■ Your task:
Repeat the records below exactly as they appear.

■ The records:
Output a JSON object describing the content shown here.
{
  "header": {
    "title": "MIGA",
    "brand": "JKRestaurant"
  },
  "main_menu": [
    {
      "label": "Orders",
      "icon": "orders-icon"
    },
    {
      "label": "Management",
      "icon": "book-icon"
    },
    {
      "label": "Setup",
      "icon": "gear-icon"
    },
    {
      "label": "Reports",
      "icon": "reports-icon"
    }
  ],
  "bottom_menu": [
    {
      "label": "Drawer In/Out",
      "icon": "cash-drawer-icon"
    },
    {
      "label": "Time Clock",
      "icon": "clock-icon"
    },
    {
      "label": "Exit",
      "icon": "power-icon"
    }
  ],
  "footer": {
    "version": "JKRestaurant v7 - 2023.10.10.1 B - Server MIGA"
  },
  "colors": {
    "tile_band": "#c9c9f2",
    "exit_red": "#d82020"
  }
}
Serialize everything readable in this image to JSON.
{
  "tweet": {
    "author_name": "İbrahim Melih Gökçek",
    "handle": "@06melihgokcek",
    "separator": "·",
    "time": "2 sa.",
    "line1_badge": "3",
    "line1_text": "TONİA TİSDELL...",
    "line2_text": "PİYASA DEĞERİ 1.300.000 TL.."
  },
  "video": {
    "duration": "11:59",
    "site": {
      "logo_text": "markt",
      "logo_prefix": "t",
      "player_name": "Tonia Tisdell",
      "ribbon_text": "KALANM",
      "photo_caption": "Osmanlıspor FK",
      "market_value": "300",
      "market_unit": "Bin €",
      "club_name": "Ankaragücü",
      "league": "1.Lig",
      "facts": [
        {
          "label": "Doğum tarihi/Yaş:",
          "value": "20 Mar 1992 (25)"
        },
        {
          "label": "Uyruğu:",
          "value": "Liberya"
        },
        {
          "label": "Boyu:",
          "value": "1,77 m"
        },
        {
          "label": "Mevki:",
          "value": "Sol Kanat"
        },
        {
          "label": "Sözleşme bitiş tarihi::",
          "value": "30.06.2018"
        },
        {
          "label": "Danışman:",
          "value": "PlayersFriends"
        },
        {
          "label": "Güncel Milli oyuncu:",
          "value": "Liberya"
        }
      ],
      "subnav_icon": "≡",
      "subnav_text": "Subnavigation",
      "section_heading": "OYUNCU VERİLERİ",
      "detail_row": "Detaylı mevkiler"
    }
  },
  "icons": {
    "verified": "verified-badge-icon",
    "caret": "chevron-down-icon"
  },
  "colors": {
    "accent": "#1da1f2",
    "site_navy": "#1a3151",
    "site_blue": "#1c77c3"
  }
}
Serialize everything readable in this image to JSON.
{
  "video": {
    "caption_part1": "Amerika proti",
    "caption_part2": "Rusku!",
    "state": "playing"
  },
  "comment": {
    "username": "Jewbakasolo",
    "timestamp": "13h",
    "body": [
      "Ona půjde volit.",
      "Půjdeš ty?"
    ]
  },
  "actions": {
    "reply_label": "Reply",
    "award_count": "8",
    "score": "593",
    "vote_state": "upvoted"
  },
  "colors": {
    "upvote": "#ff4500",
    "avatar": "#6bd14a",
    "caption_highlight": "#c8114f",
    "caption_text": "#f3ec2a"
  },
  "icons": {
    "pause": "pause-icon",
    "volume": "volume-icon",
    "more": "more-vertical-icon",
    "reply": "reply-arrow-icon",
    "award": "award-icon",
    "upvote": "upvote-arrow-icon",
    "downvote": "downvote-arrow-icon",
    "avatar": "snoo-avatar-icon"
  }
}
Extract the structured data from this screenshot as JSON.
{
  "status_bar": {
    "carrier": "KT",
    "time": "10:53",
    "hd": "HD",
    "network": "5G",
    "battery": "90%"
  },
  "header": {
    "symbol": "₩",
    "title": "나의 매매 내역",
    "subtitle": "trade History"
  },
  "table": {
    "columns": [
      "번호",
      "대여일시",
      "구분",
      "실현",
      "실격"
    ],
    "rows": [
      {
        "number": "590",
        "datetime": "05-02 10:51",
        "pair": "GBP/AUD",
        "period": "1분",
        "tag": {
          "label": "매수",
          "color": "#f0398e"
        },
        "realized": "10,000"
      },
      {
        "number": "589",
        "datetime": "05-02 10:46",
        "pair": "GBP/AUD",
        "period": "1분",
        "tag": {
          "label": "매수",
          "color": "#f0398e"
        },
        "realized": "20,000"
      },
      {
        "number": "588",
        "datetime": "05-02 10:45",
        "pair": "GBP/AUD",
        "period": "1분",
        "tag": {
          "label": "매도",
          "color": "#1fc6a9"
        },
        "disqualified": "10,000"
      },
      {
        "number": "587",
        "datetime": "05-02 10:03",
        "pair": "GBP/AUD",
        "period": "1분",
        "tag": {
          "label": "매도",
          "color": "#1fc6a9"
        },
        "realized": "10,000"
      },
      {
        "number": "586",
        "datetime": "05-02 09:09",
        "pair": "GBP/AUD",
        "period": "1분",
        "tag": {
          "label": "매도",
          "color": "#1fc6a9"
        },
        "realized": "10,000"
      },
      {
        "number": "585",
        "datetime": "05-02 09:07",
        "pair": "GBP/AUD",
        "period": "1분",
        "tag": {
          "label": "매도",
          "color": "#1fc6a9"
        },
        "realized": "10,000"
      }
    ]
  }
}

■ Solution to the problem:
Output a JSON object describing the content shown here.
{
  "header": {
    "title": "MIGA",
    "brand": "JKRestaurant"
  },
  "main_menu": [
    {
      "label": "Orders",
      "icon": "orders-icon"
    },
    {
      "label": "Management",
      "icon": "book-icon"
    },
    {
      "label": "Setup",
      "icon": "gear-icon"
    },
    {
      "label": "Reports",
      "icon": "reports-icon"
    }
  ],
  "bottom_menu": [
    {
      "label": "Drawer In/Out",
      "icon": "cash-drawer-icon"
    },
    {
      "label": "Time Clock",
      "icon": "clock-icon"
    },
    {
      "label": "Exit",
      "icon": "power-icon"
    }
  ],
  "footer": {
    "version": "JKRestaurant v7 - 2023.10.10.1 B - Server MIGA"
  },
  "colors": {
    "tile_band": "#c9c9f2",
    "exit_red": "#d82020"
  }
}
Serialize everything readable in this image to JSON.
{
  "tweet": {
    "author_name": "İbrahim Melih Gökçek",
    "handle": "@06melihgokcek",
    "separator": "·",
    "time": "2 sa.",
    "line1_badge": "3",
    "line1_text": "TONİA TİSDELL...",
    "line2_text": "PİYASA DEĞERİ 1.300.000 TL.."
  },
  "video": {
    "duration": "11:59",
    "site": {
      "logo_text": "markt",
      "logo_prefix": "t",
      "player_name": "Tonia Tisdell",
      "ribbon_text": "KALANM",
      "photo_caption": "Osmanlıspor FK",
      "market_value": "300",
      "market_unit": "Bin €",
      "club_name": "Ankaragücü",
      "league": "1.Lig",
      "facts": [
        {
          "label": "Doğum tarihi/Yaş:",
          "value": "20 Mar 1992 (25)"
        },
        {
          "label": "Uyruğu:",
          "value": "Liberya"
        },
        {
          "label": "Boyu:",
          "value": "1,77 m"
        },
        {
          "label": "Mevki:",
          "value": "Sol Kanat"
        },
        {
          "label": "Sözleşme bitiş tarihi::",
          "value": "30.06.2018"
        },
        {
          "label": "Danışman:",
          "value": "PlayersFriends"
        },
        {
          "label": "Güncel Milli oyuncu:",
          "value": "Liberya"
        }
      ],
      "subnav_icon": "≡",
      "subnav_text": "Subnavigation",
      "section_heading": "OYUNCU VERİLERİ",
      "detail_row": "Detaylı mevkiler"
    }
  },
  "icons": {
    "verified": "verified-badge-icon",
    "caret": "chevron-down-icon"
  },
  "colors": {
    "accent": "#1da1f2",
    "site_navy": "#1a3151",
    "site_blue": "#1c77c3"
  }
}
Serialize everything readable in this image to JSON.
{
  "video": {
    "caption_part1": "Amerika proti",
    "caption_part2": "Rusku!",
    "state": "playing"
  },
  "comment": {
    "username": "Jewbakasolo",
    "timestamp": "13h",
    "body": [
      "Ona půjde volit.",
      "Půjdeš ty?"
    ]
  },
  "actions": {
    "reply_label": "Reply",
    "award_count": "8",
    "score": "593",
    "vote_state": "upvoted"
  },
  "colors": {
    "upvote": "#ff4500",
    "avatar": "#6bd14a",
    "caption_highlight": "#c8114f",
    "caption_text": "#f3ec2a"
  },
  "icons": {
    "pause": "pause-icon",
    "volume": "volume-icon",
    "more": "more-vertical-icon",
    "reply": "reply-arrow-icon",
    "award": "award-icon",
    "upvote": "upvote-arrow-icon",
    "downvote": "downvote-arrow-icon",
    "avatar": "snoo-avatar-icon"
  }
}
Extract the structured data from this screenshot as JSON.
{
  "status_bar": {
    "carrier": "KT",
    "time": "10:53",
    "hd": "HD",
    "network": "5G",
    "battery": "90%"
  },
  "header": {
    "symbol": "₩",
    "title": "나의 매매 내역",
    "subtitle": "trade History"
  },
  "table": {
    "columns": [
      "번호",
      "대여일시",
      "구분",
      "실현",
      "실격"
    ],
    "rows": [
      {
        "number": "590",
        "datetime": "05-02 10:51",
        "pair": "GBP/AUD",
        "period": "1분",
        "tag": {
          "label": "매수",
          "color": "#f0398e"
        },
        "realized": "10,000"
      },
      {
        "number": "589",
        "datetime": "05-02 10:46",
        "pair": "GBP/AUD",
        "period": "1분",
        "tag": {
          "label": "매수",
          "color": "#f0398e"
        },
        "realized": "20,000"
      },
      {
        "number": "588",
        "datetime": "05-02 10:45",
        "pair": "GBP/AUD",
        "period": "1분",
        "tag": {
          "label": "매도",
          "color": "#1fc6a9"
        },
        "disqualified": "10,000"
      },
      {
        "number": "587",
        "datetime": "05-02 10:03",
        "pair": "GBP/AUD",
        "period": "1분",
        "tag": {
          "label": "매도",
          "color": "#1fc6a9"
        },
        "realized": "10,000"
      },
      {
        "number": "586",
        "datetime": "05-02 09:09",
        "pair": "GBP/AUD",
        "period": "1분",
        "tag": {
          "label": "매도",
          "color": "#1fc6a9"
        },
        "realized": "10,000"
      },
      {
        "number": "585",
        "datetime": "05-02 09:07",
        "pair": "GBP/AUD",
        "period": "1분",
        "tag": {
          "label": "매도",
          "color": "#1fc6a9"
        },
        "realized": "10,000"
      }
    ]
  }
}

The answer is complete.